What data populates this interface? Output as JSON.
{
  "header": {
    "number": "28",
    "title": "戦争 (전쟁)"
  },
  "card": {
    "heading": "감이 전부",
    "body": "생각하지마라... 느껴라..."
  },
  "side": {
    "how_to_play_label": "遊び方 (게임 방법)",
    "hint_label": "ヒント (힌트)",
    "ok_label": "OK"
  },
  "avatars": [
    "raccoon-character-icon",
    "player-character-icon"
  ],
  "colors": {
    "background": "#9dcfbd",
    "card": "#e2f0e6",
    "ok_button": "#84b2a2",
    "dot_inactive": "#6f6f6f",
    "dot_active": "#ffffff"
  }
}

Task brief: Copy each record from above exactly, and include every line.

Result:
What data populates this interface? Output as JSON.
{
  "header": {
    "number": "28",
    "title": "戦争 (전쟁)"
  },
  "card": {
    "heading": "감이 전부",
    "body": "생각하지마라... 느껴라..."
  },
  "side": {
    "how_to_play_label": "遊び方 (게임 방법)",
    "hint_label": "ヒント (힌트)",
    "ok_label": "OK"
  },
  "avatars": [
    "raccoon-character-icon",
    "player-character-icon"
  ],
  "colors": {
    "background": "#9dcfbd",
    "card": "#e2f0e6",
    "ok_button": "#84b2a2",
    "dot_inactive": "#6f6f6f",
    "dot_active": "#ffffff"
  }
}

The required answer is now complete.